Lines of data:
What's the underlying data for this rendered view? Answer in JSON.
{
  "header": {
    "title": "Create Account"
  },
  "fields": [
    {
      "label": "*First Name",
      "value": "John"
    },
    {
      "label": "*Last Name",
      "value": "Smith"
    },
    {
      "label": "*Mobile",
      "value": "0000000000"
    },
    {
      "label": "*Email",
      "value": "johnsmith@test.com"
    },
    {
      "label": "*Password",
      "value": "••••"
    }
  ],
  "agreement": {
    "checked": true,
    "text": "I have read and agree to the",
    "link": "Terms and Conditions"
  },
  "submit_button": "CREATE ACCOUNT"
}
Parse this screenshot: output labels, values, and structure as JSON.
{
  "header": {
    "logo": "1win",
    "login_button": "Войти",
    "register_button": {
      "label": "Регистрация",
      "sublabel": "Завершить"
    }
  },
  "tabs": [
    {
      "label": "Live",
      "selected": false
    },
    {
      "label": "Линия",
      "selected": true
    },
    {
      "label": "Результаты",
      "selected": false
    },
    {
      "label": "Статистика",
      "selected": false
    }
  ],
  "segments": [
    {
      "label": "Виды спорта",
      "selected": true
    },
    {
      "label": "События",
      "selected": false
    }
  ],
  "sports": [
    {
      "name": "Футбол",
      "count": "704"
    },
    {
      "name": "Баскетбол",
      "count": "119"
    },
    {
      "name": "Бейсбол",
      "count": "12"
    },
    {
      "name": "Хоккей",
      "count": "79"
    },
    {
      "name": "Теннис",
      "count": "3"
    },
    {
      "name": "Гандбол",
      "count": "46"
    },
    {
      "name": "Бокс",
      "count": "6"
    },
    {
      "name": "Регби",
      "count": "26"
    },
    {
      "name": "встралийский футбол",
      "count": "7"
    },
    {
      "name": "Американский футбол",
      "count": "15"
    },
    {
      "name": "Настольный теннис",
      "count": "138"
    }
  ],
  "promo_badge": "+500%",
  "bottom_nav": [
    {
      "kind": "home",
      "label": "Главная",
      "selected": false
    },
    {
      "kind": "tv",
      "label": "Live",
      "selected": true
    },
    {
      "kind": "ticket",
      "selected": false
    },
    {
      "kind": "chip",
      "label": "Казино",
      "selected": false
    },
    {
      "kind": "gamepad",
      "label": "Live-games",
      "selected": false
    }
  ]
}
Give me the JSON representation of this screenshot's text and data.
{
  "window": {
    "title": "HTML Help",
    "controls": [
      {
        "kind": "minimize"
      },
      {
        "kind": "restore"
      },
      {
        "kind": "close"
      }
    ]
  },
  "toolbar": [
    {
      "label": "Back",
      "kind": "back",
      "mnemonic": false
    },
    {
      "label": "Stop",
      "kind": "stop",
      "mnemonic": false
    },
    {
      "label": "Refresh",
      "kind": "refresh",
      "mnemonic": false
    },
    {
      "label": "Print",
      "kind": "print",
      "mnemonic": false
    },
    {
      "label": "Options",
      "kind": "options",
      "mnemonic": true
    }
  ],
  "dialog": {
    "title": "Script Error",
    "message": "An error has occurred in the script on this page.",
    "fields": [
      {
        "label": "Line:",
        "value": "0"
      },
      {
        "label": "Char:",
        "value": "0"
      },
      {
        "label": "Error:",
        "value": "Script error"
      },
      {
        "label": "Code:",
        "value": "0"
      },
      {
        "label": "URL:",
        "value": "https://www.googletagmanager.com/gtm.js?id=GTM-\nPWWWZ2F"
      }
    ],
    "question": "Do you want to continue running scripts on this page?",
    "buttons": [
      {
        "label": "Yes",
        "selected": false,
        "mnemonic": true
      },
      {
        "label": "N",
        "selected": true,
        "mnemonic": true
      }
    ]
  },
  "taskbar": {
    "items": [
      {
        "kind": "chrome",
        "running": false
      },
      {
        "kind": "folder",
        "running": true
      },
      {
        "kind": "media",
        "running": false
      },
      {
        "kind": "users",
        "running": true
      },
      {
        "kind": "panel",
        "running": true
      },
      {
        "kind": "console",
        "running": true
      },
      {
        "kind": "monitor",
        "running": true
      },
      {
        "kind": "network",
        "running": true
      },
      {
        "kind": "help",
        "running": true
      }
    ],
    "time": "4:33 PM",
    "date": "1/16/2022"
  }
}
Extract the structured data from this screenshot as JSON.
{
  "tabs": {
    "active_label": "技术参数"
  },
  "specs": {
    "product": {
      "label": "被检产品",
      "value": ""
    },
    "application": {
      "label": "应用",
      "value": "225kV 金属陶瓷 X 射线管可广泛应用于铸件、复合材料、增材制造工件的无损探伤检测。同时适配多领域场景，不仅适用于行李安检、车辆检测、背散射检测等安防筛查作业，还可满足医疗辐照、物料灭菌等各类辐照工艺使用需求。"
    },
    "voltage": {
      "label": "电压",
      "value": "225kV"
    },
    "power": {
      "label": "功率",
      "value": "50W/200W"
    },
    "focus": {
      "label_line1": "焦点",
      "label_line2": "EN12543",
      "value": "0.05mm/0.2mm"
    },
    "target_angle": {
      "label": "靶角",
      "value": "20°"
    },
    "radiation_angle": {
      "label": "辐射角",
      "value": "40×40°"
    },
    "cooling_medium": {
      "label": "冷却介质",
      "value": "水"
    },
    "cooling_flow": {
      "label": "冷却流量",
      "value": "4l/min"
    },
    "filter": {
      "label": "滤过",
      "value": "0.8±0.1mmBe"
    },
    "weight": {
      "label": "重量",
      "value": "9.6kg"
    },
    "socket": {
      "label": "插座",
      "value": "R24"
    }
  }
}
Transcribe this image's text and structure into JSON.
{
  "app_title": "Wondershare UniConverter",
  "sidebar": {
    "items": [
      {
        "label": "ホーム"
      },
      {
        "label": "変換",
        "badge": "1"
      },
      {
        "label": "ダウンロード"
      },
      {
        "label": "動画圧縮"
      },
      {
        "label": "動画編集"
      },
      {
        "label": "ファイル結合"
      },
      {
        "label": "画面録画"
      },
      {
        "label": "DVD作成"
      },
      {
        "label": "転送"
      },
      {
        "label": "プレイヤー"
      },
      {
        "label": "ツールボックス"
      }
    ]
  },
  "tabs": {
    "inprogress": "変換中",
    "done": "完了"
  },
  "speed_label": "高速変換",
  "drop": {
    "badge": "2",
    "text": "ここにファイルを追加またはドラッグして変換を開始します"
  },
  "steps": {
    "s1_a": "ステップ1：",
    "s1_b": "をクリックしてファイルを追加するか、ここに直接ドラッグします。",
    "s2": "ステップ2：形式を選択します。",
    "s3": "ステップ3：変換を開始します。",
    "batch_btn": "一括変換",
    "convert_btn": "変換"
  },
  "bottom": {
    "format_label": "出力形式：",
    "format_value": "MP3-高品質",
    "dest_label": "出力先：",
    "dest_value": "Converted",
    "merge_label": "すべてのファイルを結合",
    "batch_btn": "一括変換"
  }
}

## Job:
State how many lines in the records above contain the word "screenshot", and give only that number.

## Exercise response:
3